From the entries that follow, list every line in which the string "JSON" appears.

Input for this task:
○ ○ ○ ○

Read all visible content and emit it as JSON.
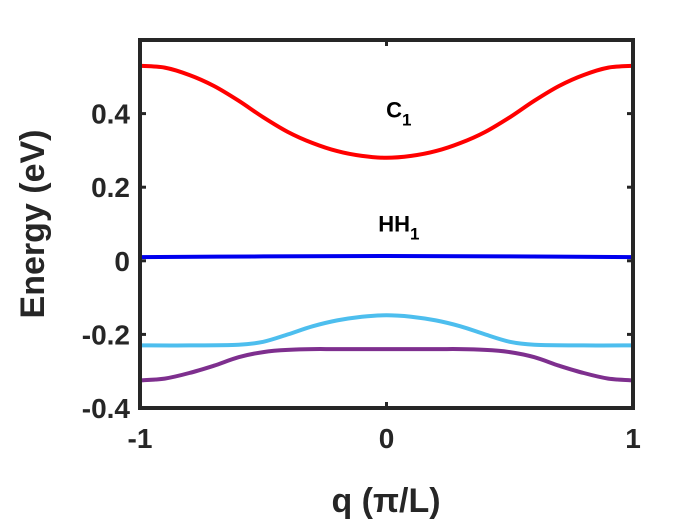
{
  "chart_data": {
    "type": "line",
    "xlabel": "q (π/L)",
    "ylabel": "Energy (eV)",
    "xlim": [
      -1,
      1
    ],
    "ylim": [
      -0.4,
      0.6
    ],
    "xticks": [
      -1,
      0,
      1
    ],
    "xtick_labels": [
      "-1",
      "0",
      "1"
    ],
    "yticks": [
      -0.4,
      -0.2,
      0,
      0.2,
      0.4
    ],
    "ytick_labels": [
      "-0.4",
      "-0.2",
      "0",
      "0.2",
      "0.4"
    ],
    "grid": false,
    "annotations": [
      {
        "main": "C",
        "sub": "1",
        "x": 0.05,
        "y": 0.39
      },
      {
        "main": "HH",
        "sub": "1",
        "x": 0.05,
        "y": 0.08
      }
    ],
    "series": [
      {
        "color": "#ff0000",
        "x": [
          -1,
          -0.9,
          -0.8,
          -0.7,
          -0.6,
          -0.5,
          -0.4,
          -0.3,
          -0.2,
          -0.1,
          0,
          0.1,
          0.2,
          0.3,
          0.4,
          0.5,
          0.6,
          0.7,
          0.8,
          0.9,
          1
        ],
        "y": [
          0.53,
          0.525,
          0.505,
          0.475,
          0.435,
          0.39,
          0.35,
          0.32,
          0.298,
          0.285,
          0.28,
          0.285,
          0.298,
          0.32,
          0.35,
          0.39,
          0.435,
          0.475,
          0.505,
          0.525,
          0.53
        ]
      },
      {
        "color": "#0000ee",
        "x": [
          -1,
          -0.5,
          0,
          0.5,
          1
        ],
        "y": [
          0.01,
          0.012,
          0.013,
          0.012,
          0.01
        ]
      },
      {
        "color": "#4dbeee",
        "x": [
          -1,
          -0.8,
          -0.6,
          -0.5,
          -0.4,
          -0.3,
          -0.2,
          -0.1,
          0,
          0.1,
          0.2,
          0.3,
          0.4,
          0.5,
          0.6,
          0.8,
          1
        ],
        "y": [
          -0.23,
          -0.23,
          -0.228,
          -0.22,
          -0.2,
          -0.178,
          -0.162,
          -0.152,
          -0.148,
          -0.152,
          -0.162,
          -0.178,
          -0.2,
          -0.22,
          -0.228,
          -0.23,
          -0.23
        ]
      },
      {
        "color": "#7e2f8e",
        "x": [
          -1,
          -0.9,
          -0.8,
          -0.7,
          -0.6,
          -0.5,
          -0.4,
          -0.3,
          -0.2,
          0,
          0.2,
          0.3,
          0.4,
          0.5,
          0.6,
          0.7,
          0.8,
          0.9,
          1
        ],
        "y": [
          -0.325,
          -0.32,
          -0.305,
          -0.285,
          -0.262,
          -0.248,
          -0.242,
          -0.24,
          -0.24,
          -0.24,
          -0.24,
          -0.24,
          -0.242,
          -0.248,
          -0.262,
          -0.285,
          -0.305,
          -0.32,
          -0.325
        ]
      }
    ]
  }
}
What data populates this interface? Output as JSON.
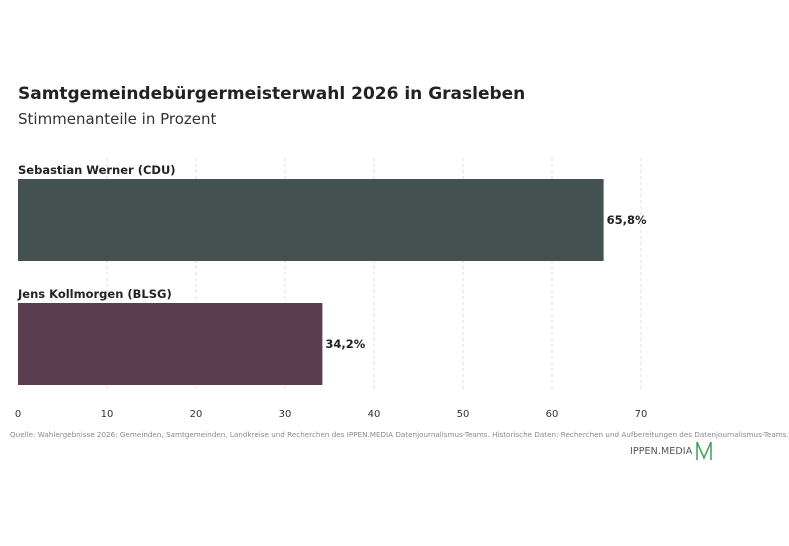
{
  "chart_data": {
    "type": "bar",
    "orientation": "horizontal",
    "title": "Samtgemeindebürgermeisterwahl 2026 in Grasleben",
    "subtitle": "Stimmenanteile in Prozent",
    "categories": [
      "Sebastian Werner (CDU)",
      "Jens Kollmorgen (BLSG)"
    ],
    "values": [
      65.8,
      34.2
    ],
    "value_labels": [
      "65,8%",
      "34,2%"
    ],
    "colors": [
      "#455150",
      "#5b3d4f"
    ],
    "xlim": [
      0,
      70
    ],
    "xticks": [
      0,
      10,
      20,
      30,
      40,
      50,
      60,
      70
    ],
    "grid": "vertical dashed",
    "xlabel": "",
    "ylabel": ""
  },
  "footer": {
    "source": "Quelle: Wahlergebnisse 2026: Gemeinden, Samtgemeinden, Landkreise und Recherchen des IPPEN.MEDIA Datenjournalismus-Teams. Historische Daten: Recherchen und Aufbereitungen des Datenjournalismus-Teams.",
    "logo_text": "IPPEN.MEDIA",
    "logo_color": "#4aa564"
  }
}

○ ○ ○ ○

Task answer:
Read all visible content and emit it as JSON.
What data populates this interface? Output as JSON.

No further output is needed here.